What to do
Print the lines of the material below, character for character, from the line holding "- vector-7: [847, 255, 893, 267]" through the line holding "- vector-shaft: [556, 759, 570, 766]", inclusive.

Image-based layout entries
----
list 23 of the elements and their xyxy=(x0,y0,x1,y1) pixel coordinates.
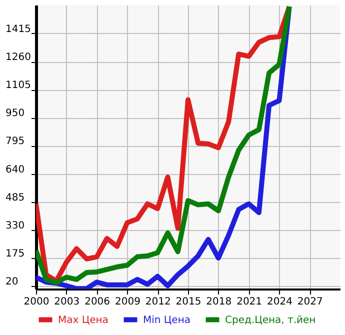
x-tick-label: 2009 xyxy=(114,296,140,308)
y-tick-label: 1415 xyxy=(6,24,31,35)
y-tick-label: 640 xyxy=(6,164,25,176)
y-tick-label: 950 xyxy=(6,108,25,120)
x-tick-label: 2003 xyxy=(54,296,80,308)
y-tick-label: 795 xyxy=(6,136,25,148)
x-tick-label: 2000 xyxy=(24,296,50,308)
legend-label: Min Цена xyxy=(143,314,191,326)
x-tick-label: 2012 xyxy=(145,296,171,308)
x-tick-label: 2021 xyxy=(236,296,262,308)
y-tick-label: 330 xyxy=(6,220,25,232)
y-tick-label: 1260 xyxy=(6,52,31,64)
x-tick-label: 2027 xyxy=(297,296,323,308)
legend-label: Сред.Цена, т.йен xyxy=(225,314,316,326)
x-tick-label: 2006 xyxy=(84,296,110,308)
legend-label: Max Цена xyxy=(58,314,108,326)
y-tick-label: 485 xyxy=(6,192,25,204)
x-tick-label: 2015 xyxy=(176,296,202,308)
x-tick-label: 2018 xyxy=(206,296,232,308)
y-tick-label: 175 xyxy=(6,248,25,260)
y-tick-label: 1105 xyxy=(6,80,31,92)
y-tick-label: 20 xyxy=(6,276,18,288)
x-tick-label: 2024 xyxy=(266,296,292,308)
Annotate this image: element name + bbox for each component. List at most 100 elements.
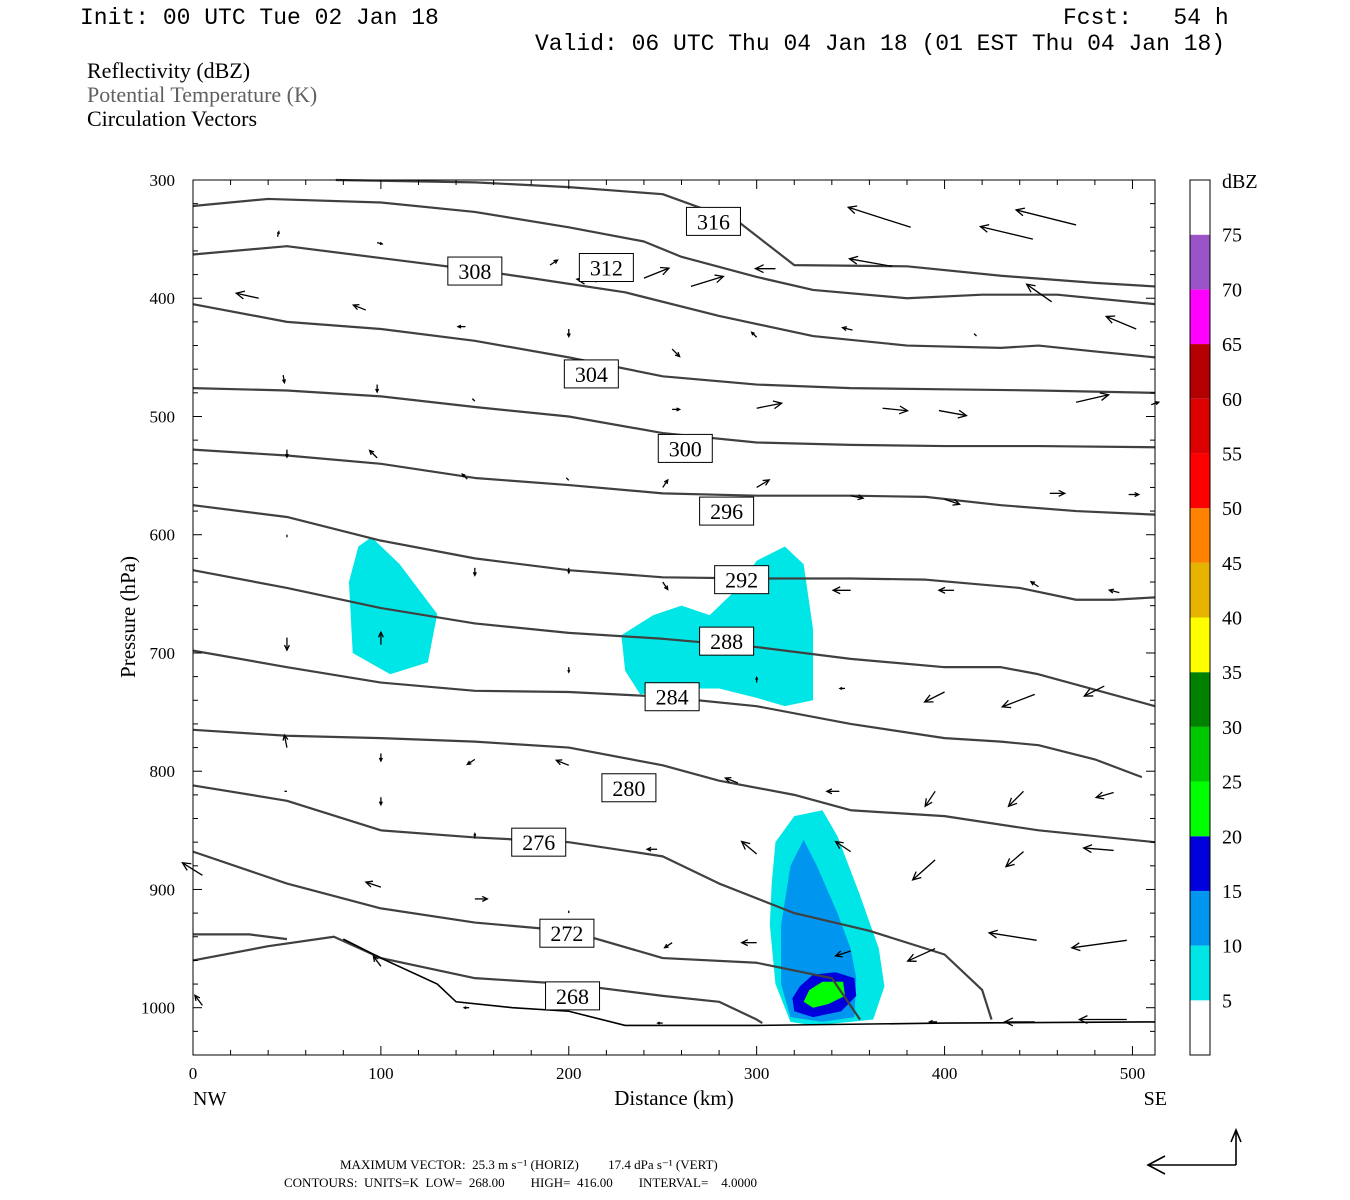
- vector-7: [847, 255, 893, 267]
- vector-shaft: [565, 477, 570, 481]
- vector-79: [663, 942, 673, 949]
- vector-head: [750, 331, 755, 336]
- field-reflectivity: Reflectivity (dBZ): [87, 58, 251, 83]
- vector-head: [234, 290, 246, 300]
- vector-25: [672, 407, 682, 412]
- vector-head: [663, 478, 669, 485]
- y-tick-label: 800: [150, 762, 176, 781]
- vector-head: [1000, 699, 1012, 709]
- vector-84: [1070, 939, 1127, 952]
- vector-shaft: [556, 759, 570, 766]
- reference-vector-icon: [1146, 1127, 1242, 1175]
- vector-head: [831, 586, 841, 595]
- vector-head: [723, 776, 732, 783]
- theta-contour-12: [192, 935, 763, 1025]
- vector-head: [281, 379, 287, 385]
- y-axis-label: Pressure (hPa): [116, 556, 140, 678]
- vector-31: [284, 449, 289, 459]
- vector-61: [723, 776, 739, 784]
- vector-head: [181, 861, 192, 871]
- vector-head: [566, 333, 571, 338]
- vector-18: [973, 333, 977, 337]
- contour-label-text: 312: [590, 256, 623, 281]
- x-right-label: SE: [1144, 1088, 1167, 1110]
- vector-head: [714, 274, 725, 284]
- vector-head: [924, 798, 933, 808]
- vector-1: [376, 241, 384, 246]
- contour-label-304: 304: [563, 359, 619, 389]
- vector-head: [937, 586, 946, 594]
- vector-head: [978, 224, 990, 233]
- x-tick-label: 400: [932, 1064, 958, 1083]
- contour-label-316: 316: [685, 206, 741, 236]
- vector-head: [755, 676, 759, 680]
- vector-shaft: [690, 275, 724, 288]
- vector-head: [656, 1021, 661, 1025]
- vector-76: [364, 880, 382, 888]
- vector-head: [740, 840, 751, 850]
- field-potential-temperature: Potential Temperature (K): [87, 82, 318, 107]
- vector-shaft: [912, 859, 936, 881]
- vector-43: [567, 567, 571, 575]
- vector-shaft: [1095, 791, 1114, 799]
- vector-21: [281, 374, 287, 385]
- colorbar-swatch-3: [1190, 836, 1210, 891]
- vector-8: [846, 205, 911, 228]
- vector-32: [368, 449, 378, 459]
- x-tick-label: 100: [368, 1064, 394, 1083]
- vector-29: [1075, 392, 1111, 403]
- vector-shaft: [924, 691, 945, 703]
- vector-head: [923, 694, 934, 703]
- vector-head: [283, 644, 290, 652]
- vector-head: [1004, 858, 1015, 868]
- vector-head: [1082, 688, 1094, 697]
- vector-head: [461, 473, 466, 478]
- vector-head: [762, 479, 771, 486]
- vector-shaft: [194, 994, 203, 1006]
- y-tick-label: 600: [150, 526, 176, 545]
- y-tick-label: 1000: [141, 999, 175, 1018]
- vector-head: [1077, 1015, 1088, 1025]
- vector-shaft: [283, 734, 288, 748]
- dbz-region-5: [803, 981, 845, 1008]
- contour-label-text: 268: [556, 984, 589, 1009]
- dbz-region-0: [348, 537, 438, 675]
- vector-shaft: [756, 479, 770, 488]
- vector-33: [461, 473, 468, 480]
- vector-head: [554, 759, 563, 766]
- vector-head: [906, 953, 917, 962]
- contour-label-296: 296: [699, 496, 755, 526]
- contour-label-300: 300: [657, 433, 713, 463]
- contour-label-box: [657, 433, 713, 463]
- vector-shaft: [850, 495, 864, 499]
- vector-38: [944, 498, 961, 506]
- contour-labels: 316 312 308 304 300 296 292 288 284 280 276 272 268: [447, 206, 770, 1011]
- vector-shaft: [924, 790, 936, 807]
- contour-label-box: [578, 253, 634, 282]
- vector-shaft: [842, 327, 853, 331]
- vector-head: [1104, 315, 1116, 324]
- vector-63: [924, 790, 936, 808]
- vector-92: [193, 994, 203, 1006]
- contour-label-text: 304: [575, 362, 608, 387]
- vector-head: [987, 929, 998, 939]
- vector-6: [753, 264, 776, 274]
- vector-88: [656, 1021, 663, 1025]
- vector-head: [857, 494, 865, 501]
- vector-head: [1029, 580, 1036, 586]
- theta-contour-11: [192, 850, 861, 1021]
- contour-label-308: 308: [447, 256, 503, 286]
- x-left-label: NW: [193, 1088, 226, 1110]
- theta-contour-9: [192, 728, 1156, 844]
- vector-shaft: [1083, 847, 1114, 852]
- vector-head: [674, 351, 681, 358]
- y-tick-label: 700: [150, 644, 176, 663]
- contour-label-312: 312: [578, 253, 634, 282]
- vector-72: [911, 859, 936, 881]
- colorbar-label: 20: [1222, 826, 1242, 848]
- theta-contour-0: [335, 178, 1156, 288]
- vector-12: [351, 303, 367, 311]
- theta-contour-3: [192, 303, 1156, 394]
- vector-shaft: [236, 292, 259, 299]
- vector-67: [378, 797, 383, 807]
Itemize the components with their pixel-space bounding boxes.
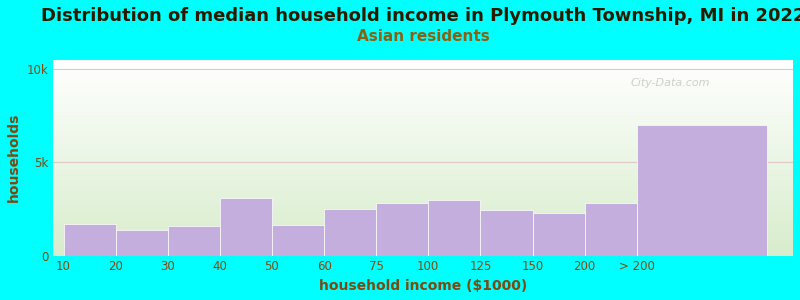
- Bar: [272, 225, 324, 256]
- Bar: [63, 224, 116, 256]
- Bar: [428, 200, 481, 256]
- Y-axis label: households: households: [7, 113, 21, 202]
- Bar: [376, 203, 428, 256]
- Text: Asian residents: Asian residents: [357, 29, 490, 44]
- Bar: [220, 198, 272, 256]
- X-axis label: household income ($1000): household income ($1000): [319, 279, 527, 293]
- Bar: [168, 226, 220, 256]
- Bar: [481, 210, 533, 256]
- Title: Distribution of median household income in Plymouth Township, MI in 2022: Distribution of median household income …: [41, 7, 800, 25]
- Bar: [585, 203, 637, 256]
- Text: City-Data.com: City-Data.com: [630, 78, 710, 88]
- Bar: [637, 125, 767, 256]
- Bar: [533, 213, 585, 256]
- Bar: [116, 230, 168, 256]
- Bar: [324, 209, 376, 256]
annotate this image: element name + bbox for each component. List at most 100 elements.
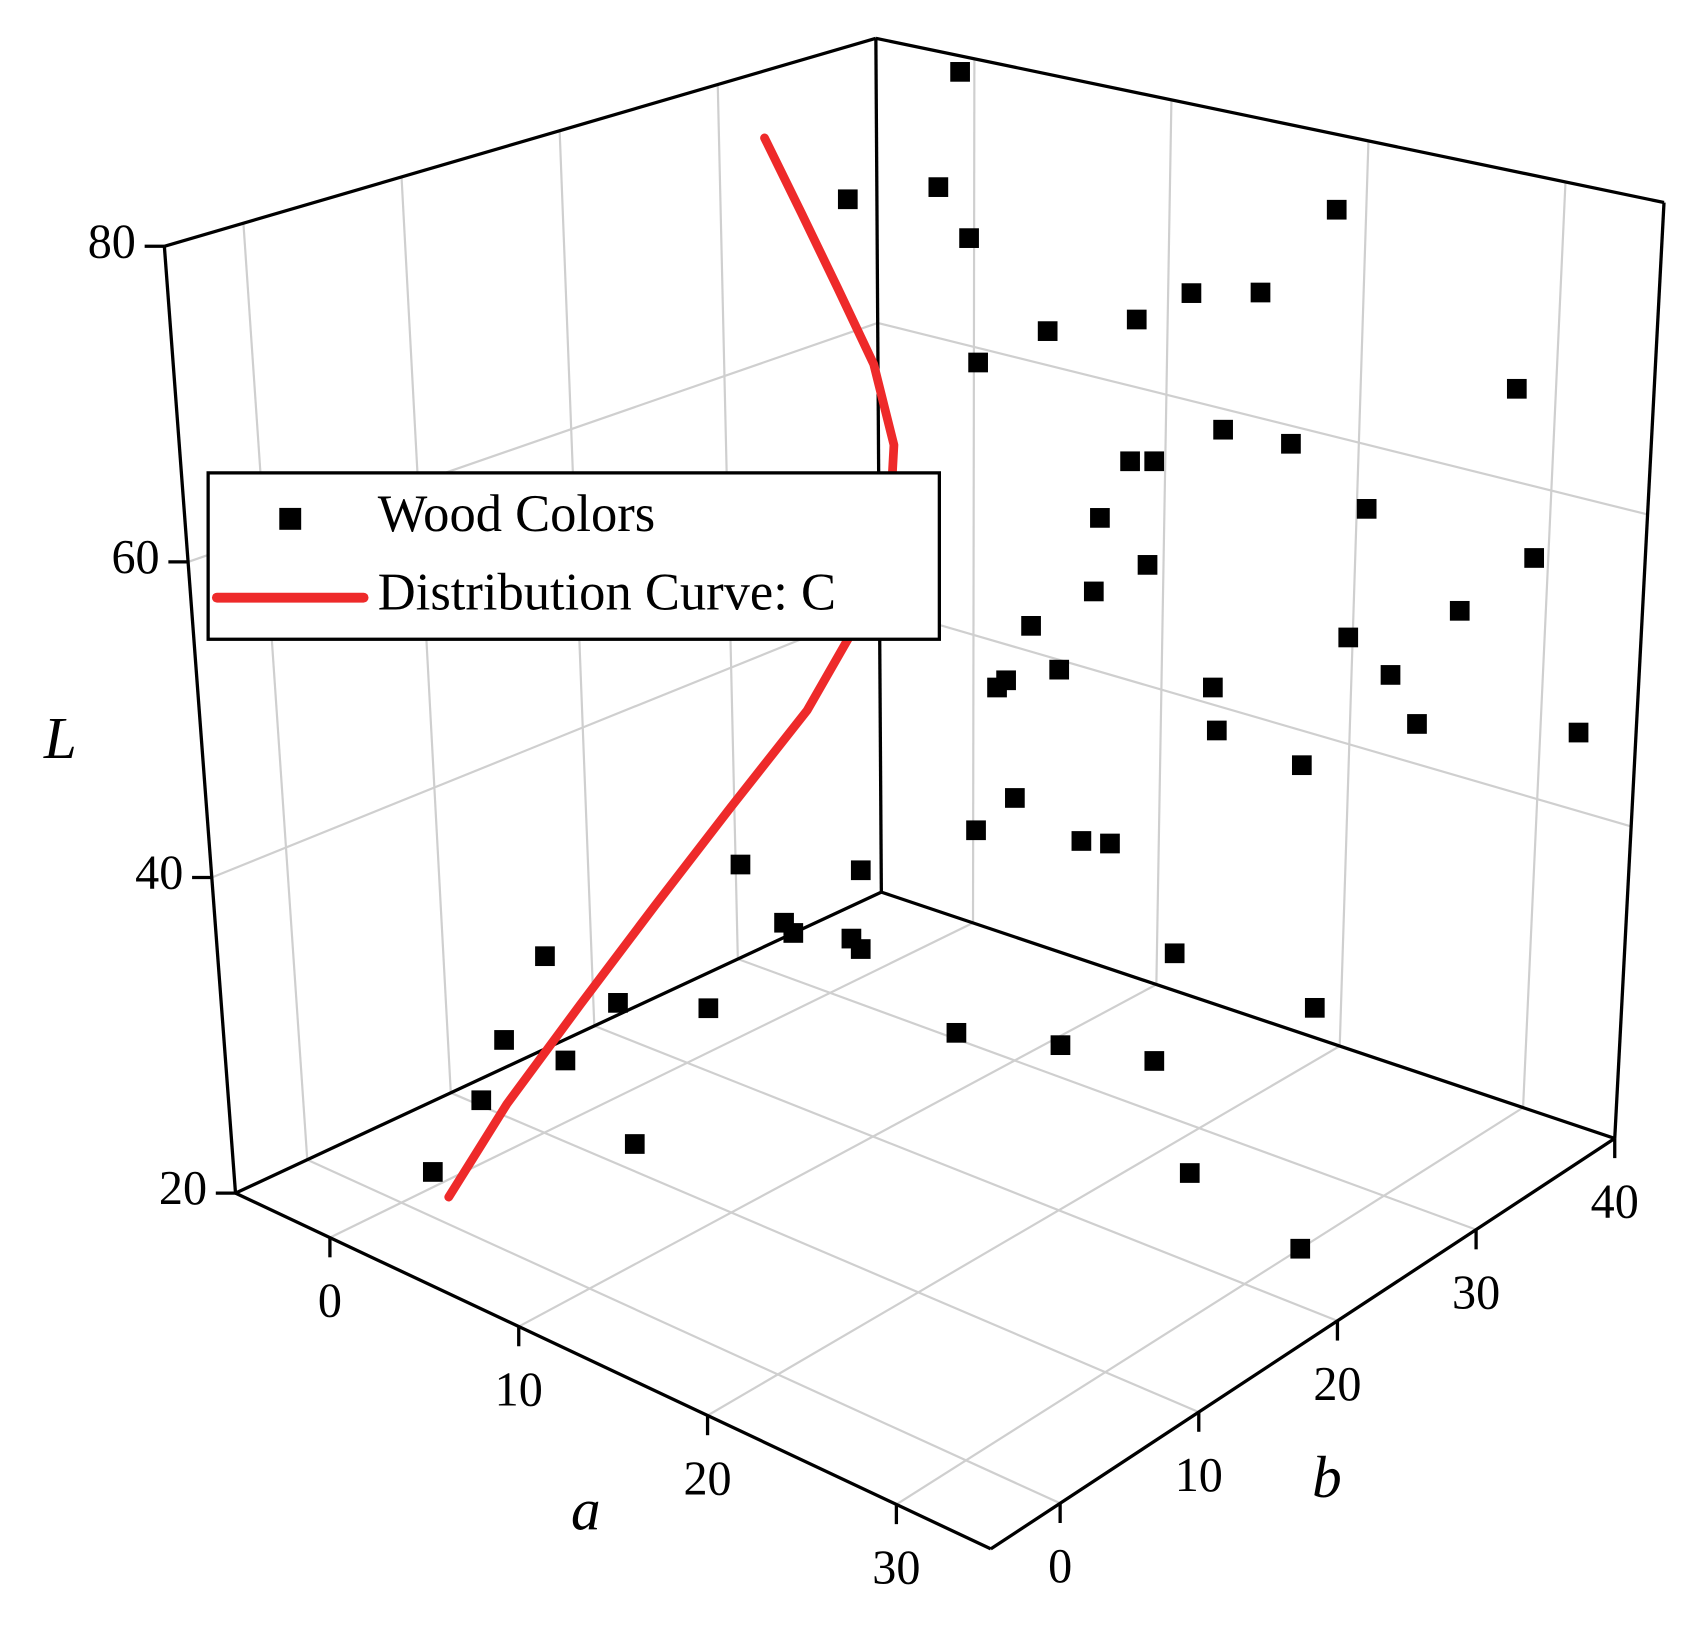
box-edge [989,1137,1616,1551]
grid-line [518,983,1157,1328]
data-point [1071,831,1092,851]
data-point [1120,451,1140,472]
data-point [1021,615,1041,636]
data-point [1206,720,1227,741]
data-point [1326,199,1347,220]
grid-line [707,1045,1341,1417]
grid-line [329,921,974,1239]
data-point [1179,1163,1200,1183]
data-point [1005,788,1025,808]
data-point [730,854,751,875]
data-point [837,189,858,210]
box-edge [163,36,877,248]
y-axis-label: b [1312,1444,1342,1510]
data-point [1203,677,1223,698]
data-point [1164,943,1185,964]
grid-line [450,1091,1200,1414]
grid-line [593,1024,1338,1322]
data-point [968,352,988,373]
grid-line [306,1158,1061,1505]
z-tick-label: 40 [135,847,183,900]
data-point [494,1030,514,1050]
legend-label: Wood Colors [378,485,655,543]
box-edge [1613,202,1666,1139]
data-point [1449,600,1470,621]
data-point [535,946,555,967]
data-point [1213,419,1233,440]
data-point [1568,722,1589,743]
data-point [1338,627,1359,648]
data-point [1049,659,1070,680]
grid-line [1521,181,1567,1108]
data-point [1524,548,1545,568]
curve [444,133,899,1202]
data-point [1144,1051,1165,1071]
grid-line [1155,99,1173,985]
data-point [850,939,871,959]
box-edge [875,36,1665,205]
grid-line [737,957,1477,1231]
data-point [1181,283,1202,303]
data-point [698,998,719,1019]
z-tick-label: 80 [88,215,136,268]
box-edge [234,1191,992,1551]
grid-line [242,223,309,1160]
data-point [783,923,804,943]
data-point [608,993,628,1013]
z-axis-label: L [43,705,77,771]
data-point [1290,1238,1311,1259]
x-axis-label: a [571,1477,601,1543]
data-point [555,1050,576,1071]
data-point [1304,997,1325,1018]
data-point [966,820,986,841]
grid-line [877,321,1648,516]
y-tick-label: 20 [1313,1358,1361,1411]
data-point [1083,581,1104,602]
data-point [850,860,871,881]
z-tick-label: 20 [159,1162,207,1215]
box-edge [874,38,883,893]
x-tick-label: 10 [495,1363,543,1416]
data-point [1100,833,1120,854]
data-point [422,1162,443,1182]
data-point [959,228,979,248]
data-point [1291,755,1312,776]
y-tick-label: 0 [1048,1540,1072,1593]
data-point [1050,1035,1071,1056]
data-point [1037,321,1058,341]
legend-marker [279,507,302,530]
y-tick-label: 10 [1175,1449,1223,1502]
box-edge [162,246,238,1194]
grid-line [879,606,1632,828]
data-point [946,1022,967,1043]
box-edge [880,890,1616,1140]
data-point [1407,714,1427,734]
data-point [624,1134,645,1154]
data-point [1090,508,1110,528]
data-point [1250,282,1271,303]
grid-line [895,1106,1524,1506]
x-tick-label: 0 [318,1275,342,1328]
x-tick-label: 30 [872,1541,920,1594]
grid-line [1338,140,1370,1047]
legend-box [206,471,941,641]
legend-label: Distribution Curve: C [378,564,836,622]
z-tick-label: 60 [111,531,159,584]
data-point [996,670,1016,691]
y-tick-label: 30 [1452,1267,1500,1320]
y-tick-label: 40 [1591,1175,1639,1228]
data-point [1144,451,1165,472]
data-point [928,177,949,197]
data-point [1506,378,1527,399]
data-point [950,62,970,82]
x-tick-label: 20 [683,1452,731,1505]
data-point [1356,499,1377,519]
box-edge [234,890,883,1195]
grid-line [971,58,976,923]
data-point [471,1090,492,1111]
data-point [1126,309,1147,330]
data-point [1281,433,1301,454]
data-point [1137,555,1158,575]
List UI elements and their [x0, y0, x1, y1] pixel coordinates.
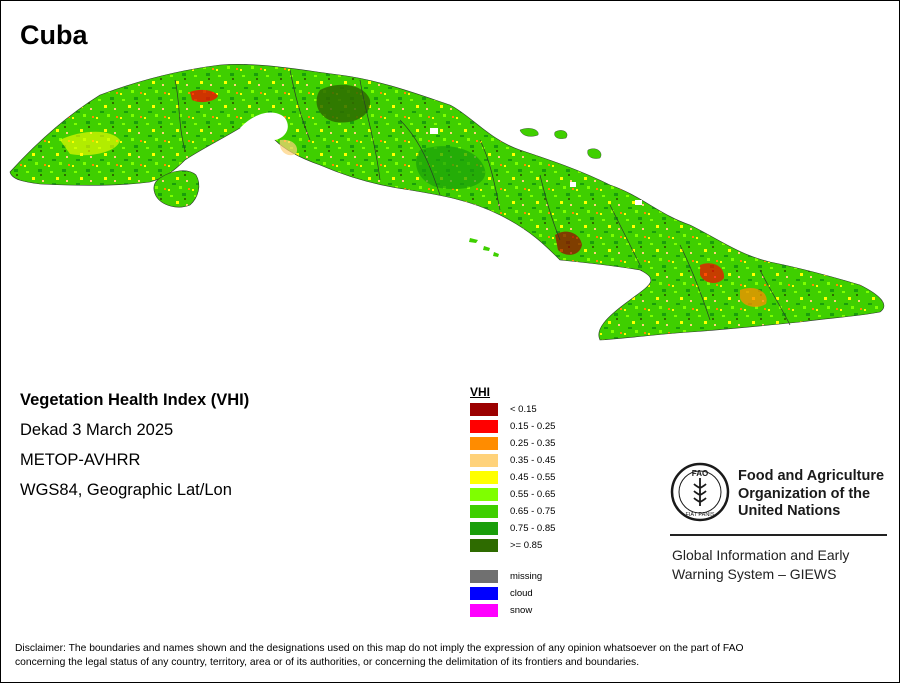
----
Exercise result
- vector-7: [847, 255, 893, 267]
- vector-shaft: [565, 477, 570, 481]
- vector-79: [663, 942, 673, 949]
- vector-head: [750, 331, 755, 336]
- field-reflectivity: Reflectivity (dBZ): [87, 58, 251, 83]
- vector-head: [234, 290, 246, 300]
- vector-25: [672, 407, 682, 412]
- vector-head: [663, 478, 669, 485]
- y-tick-label: 800: [150, 762, 176, 781]
- vector-head: [1000, 699, 1012, 709]
- vector-84: [1070, 939, 1127, 952]
- vector-shaft: [556, 759, 570, 766]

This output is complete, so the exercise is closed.